> Written task: Copy the entries exactly, from the first line of the records up to and including the line with "svg-text:4.52: 4.52 [740,202,752,208]".

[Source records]

>> begin

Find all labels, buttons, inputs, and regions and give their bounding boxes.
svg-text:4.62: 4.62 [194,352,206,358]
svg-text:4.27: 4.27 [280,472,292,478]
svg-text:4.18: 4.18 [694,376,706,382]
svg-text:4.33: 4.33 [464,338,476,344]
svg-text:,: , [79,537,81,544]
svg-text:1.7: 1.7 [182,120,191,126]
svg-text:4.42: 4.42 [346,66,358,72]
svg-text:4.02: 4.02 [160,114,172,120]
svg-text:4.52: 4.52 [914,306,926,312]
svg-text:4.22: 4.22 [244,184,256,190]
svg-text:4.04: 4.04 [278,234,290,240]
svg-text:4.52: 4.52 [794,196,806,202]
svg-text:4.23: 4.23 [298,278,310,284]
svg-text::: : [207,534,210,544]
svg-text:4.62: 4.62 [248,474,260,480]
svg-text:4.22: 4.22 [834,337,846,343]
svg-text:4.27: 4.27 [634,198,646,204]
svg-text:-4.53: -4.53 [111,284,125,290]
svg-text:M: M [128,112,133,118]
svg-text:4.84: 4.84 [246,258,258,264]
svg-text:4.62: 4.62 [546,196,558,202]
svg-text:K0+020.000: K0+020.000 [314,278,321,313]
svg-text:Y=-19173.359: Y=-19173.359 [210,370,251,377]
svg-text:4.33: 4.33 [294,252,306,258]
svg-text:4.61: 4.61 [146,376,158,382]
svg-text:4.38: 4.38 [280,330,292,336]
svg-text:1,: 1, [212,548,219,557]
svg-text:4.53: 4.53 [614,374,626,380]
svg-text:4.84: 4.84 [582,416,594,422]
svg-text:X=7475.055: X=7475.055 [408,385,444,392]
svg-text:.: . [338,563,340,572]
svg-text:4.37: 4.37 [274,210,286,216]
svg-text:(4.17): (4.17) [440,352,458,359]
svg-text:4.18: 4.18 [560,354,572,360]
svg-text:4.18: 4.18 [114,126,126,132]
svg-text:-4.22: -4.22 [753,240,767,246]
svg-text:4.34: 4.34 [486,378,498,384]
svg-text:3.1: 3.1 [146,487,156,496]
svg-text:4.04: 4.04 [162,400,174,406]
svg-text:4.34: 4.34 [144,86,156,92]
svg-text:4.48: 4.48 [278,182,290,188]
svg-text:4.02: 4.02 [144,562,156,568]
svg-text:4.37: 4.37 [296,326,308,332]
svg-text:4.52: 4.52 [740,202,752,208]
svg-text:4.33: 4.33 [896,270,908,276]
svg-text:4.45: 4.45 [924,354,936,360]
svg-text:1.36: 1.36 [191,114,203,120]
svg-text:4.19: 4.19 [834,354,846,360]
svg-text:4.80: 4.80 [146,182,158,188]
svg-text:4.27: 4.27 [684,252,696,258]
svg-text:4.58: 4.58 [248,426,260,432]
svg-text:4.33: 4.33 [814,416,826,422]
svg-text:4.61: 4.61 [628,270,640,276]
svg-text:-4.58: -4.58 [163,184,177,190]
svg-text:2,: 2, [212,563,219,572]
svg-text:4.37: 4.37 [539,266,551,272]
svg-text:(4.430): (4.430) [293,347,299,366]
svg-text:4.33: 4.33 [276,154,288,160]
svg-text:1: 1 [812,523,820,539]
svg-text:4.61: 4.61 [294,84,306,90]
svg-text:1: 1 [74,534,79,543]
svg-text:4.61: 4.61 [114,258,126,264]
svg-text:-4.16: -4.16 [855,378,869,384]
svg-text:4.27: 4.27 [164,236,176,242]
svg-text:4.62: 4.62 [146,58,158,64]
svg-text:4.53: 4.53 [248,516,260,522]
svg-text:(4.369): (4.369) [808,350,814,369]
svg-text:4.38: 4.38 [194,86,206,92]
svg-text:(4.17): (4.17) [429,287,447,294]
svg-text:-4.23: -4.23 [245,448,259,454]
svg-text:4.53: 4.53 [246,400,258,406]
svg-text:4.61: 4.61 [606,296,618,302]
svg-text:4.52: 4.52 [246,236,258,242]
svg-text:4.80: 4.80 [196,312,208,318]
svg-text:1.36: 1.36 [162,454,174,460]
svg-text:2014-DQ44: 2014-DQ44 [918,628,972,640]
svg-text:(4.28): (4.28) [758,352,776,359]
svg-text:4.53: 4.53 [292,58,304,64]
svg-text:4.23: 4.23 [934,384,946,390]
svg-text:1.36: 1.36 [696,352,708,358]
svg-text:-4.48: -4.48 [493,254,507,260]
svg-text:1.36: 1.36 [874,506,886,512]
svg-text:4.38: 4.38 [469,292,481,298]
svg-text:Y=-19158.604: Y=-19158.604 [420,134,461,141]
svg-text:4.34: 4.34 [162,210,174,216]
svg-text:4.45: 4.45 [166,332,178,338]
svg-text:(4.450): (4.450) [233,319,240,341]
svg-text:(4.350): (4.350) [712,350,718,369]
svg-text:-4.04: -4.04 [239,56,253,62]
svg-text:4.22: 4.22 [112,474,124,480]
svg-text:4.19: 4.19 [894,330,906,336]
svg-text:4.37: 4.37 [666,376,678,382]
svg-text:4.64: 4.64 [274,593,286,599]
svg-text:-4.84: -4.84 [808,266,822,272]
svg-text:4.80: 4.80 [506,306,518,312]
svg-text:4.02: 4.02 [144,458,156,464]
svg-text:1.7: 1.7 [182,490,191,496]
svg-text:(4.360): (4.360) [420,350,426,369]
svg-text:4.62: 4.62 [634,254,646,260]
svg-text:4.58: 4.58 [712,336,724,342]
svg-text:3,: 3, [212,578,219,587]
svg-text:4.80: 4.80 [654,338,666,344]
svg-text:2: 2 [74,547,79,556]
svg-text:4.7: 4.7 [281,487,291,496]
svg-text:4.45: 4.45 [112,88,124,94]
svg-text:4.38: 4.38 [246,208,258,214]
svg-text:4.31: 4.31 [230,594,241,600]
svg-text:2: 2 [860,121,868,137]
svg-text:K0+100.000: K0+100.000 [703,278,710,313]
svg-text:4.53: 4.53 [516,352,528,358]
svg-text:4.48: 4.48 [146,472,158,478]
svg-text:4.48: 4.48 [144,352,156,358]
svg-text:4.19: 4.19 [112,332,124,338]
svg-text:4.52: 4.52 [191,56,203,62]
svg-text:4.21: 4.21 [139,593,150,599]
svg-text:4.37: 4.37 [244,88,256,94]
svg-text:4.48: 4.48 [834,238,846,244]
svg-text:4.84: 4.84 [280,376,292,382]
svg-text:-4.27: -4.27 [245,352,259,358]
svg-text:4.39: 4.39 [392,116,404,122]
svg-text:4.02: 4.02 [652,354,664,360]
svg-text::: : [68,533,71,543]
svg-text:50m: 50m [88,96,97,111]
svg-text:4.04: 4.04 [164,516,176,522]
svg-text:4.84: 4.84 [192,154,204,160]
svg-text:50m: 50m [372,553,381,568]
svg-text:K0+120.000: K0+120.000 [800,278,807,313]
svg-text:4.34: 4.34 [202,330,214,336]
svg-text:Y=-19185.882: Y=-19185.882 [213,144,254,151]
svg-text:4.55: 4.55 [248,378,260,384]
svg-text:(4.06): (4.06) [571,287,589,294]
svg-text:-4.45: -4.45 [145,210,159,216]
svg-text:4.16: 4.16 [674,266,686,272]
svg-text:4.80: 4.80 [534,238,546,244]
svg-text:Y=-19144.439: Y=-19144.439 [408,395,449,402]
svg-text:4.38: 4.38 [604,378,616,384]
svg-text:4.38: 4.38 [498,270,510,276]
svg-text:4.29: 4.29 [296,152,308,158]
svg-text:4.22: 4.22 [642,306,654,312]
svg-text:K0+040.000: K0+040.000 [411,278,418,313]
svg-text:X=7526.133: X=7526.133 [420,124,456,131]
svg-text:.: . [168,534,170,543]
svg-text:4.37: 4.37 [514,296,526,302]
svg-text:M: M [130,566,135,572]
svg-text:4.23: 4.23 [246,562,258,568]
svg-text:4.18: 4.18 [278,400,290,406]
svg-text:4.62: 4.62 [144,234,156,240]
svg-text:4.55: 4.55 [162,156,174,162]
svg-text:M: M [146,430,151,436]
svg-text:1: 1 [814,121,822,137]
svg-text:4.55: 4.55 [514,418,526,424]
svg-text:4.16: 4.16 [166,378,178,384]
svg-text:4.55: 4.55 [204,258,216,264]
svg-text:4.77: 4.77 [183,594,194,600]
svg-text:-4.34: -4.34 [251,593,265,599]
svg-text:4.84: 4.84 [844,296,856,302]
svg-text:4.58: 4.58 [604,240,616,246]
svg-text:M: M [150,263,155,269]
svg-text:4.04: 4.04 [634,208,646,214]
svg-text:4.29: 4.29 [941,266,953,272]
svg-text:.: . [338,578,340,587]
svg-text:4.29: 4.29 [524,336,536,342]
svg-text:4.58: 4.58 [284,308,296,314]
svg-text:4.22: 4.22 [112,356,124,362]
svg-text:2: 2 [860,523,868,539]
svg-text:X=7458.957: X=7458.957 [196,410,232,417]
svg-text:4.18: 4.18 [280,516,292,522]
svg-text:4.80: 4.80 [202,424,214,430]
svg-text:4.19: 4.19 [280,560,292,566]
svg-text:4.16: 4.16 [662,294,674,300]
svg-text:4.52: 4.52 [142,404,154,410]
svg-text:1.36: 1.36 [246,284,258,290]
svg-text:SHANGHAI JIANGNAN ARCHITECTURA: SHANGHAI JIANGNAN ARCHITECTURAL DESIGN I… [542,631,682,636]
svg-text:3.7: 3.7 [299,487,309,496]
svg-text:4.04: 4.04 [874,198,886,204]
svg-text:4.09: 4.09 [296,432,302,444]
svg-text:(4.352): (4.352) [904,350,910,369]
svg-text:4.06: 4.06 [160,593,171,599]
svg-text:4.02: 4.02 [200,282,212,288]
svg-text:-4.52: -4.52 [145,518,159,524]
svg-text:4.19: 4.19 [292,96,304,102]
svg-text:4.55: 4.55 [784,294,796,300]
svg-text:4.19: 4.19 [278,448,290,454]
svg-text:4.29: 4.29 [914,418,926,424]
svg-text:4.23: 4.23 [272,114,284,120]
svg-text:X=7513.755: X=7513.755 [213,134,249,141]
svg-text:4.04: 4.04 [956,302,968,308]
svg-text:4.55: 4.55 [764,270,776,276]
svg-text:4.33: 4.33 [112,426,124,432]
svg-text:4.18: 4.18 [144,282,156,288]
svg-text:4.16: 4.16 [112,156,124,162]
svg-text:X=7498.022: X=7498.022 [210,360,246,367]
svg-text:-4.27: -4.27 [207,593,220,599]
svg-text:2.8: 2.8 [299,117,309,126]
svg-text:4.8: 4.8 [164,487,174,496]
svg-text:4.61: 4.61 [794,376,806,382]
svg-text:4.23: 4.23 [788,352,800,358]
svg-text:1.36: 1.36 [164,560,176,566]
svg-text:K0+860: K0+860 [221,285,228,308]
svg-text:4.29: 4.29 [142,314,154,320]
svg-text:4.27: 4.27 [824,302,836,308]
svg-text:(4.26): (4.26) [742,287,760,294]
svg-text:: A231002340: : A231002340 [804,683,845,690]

>> end

> Exercise solution:
Find all labels, buttons, inputs, and regions and give their bounding boxes.
svg-text:4.62: 4.62 [194,352,206,358]
svg-text:4.27: 4.27 [280,472,292,478]
svg-text:4.18: 4.18 [694,376,706,382]
svg-text:4.33: 4.33 [464,338,476,344]
svg-text:,: , [79,537,81,544]
svg-text:1.7: 1.7 [182,120,191,126]
svg-text:4.42: 4.42 [346,66,358,72]
svg-text:4.02: 4.02 [160,114,172,120]
svg-text:4.52: 4.52 [914,306,926,312]
svg-text:4.22: 4.22 [244,184,256,190]
svg-text:4.04: 4.04 [278,234,290,240]
svg-text:4.52: 4.52 [794,196,806,202]
svg-text:4.23: 4.23 [298,278,310,284]
svg-text::: : [207,534,210,544]
svg-text:4.62: 4.62 [248,474,260,480]
svg-text:4.22: 4.22 [834,337,846,343]
svg-text:4.27: 4.27 [634,198,646,204]
svg-text:-4.53: -4.53 [111,284,125,290]
svg-text:M: M [128,112,133,118]
svg-text:4.84: 4.84 [246,258,258,264]
svg-text:4.62: 4.62 [546,196,558,202]
svg-text:K0+020.000: K0+020.000 [314,278,321,313]
svg-text:Y=-19173.359: Y=-19173.359 [210,370,251,377]
svg-text:4.33: 4.33 [294,252,306,258]
svg-text:4.61: 4.61 [146,376,158,382]
svg-text:4.38: 4.38 [280,330,292,336]
svg-text:1,: 1, [212,548,219,557]
svg-text:4.53: 4.53 [614,374,626,380]
svg-text:4.84: 4.84 [582,416,594,422]
svg-text:X=7475.055: X=7475.055 [408,385,444,392]
svg-text:.: . [338,563,340,572]
svg-text:4.37: 4.37 [274,210,286,216]
svg-text:(4.17): (4.17) [440,352,458,359]
svg-text:4.18: 4.18 [560,354,572,360]
svg-text:4.18: 4.18 [114,126,126,132]
svg-text:-4.22: -4.22 [753,240,767,246]
svg-text:4.34: 4.34 [486,378,498,384]
svg-text:3.1: 3.1 [146,487,156,496]
svg-text:4.04: 4.04 [162,400,174,406]
svg-text:4.34: 4.34 [144,86,156,92]
svg-text:4.48: 4.48 [278,182,290,188]
svg-text:4.02: 4.02 [144,562,156,568]
svg-text:4.37: 4.37 [296,326,308,332]
svg-text:4.52: 4.52 [740,202,752,208]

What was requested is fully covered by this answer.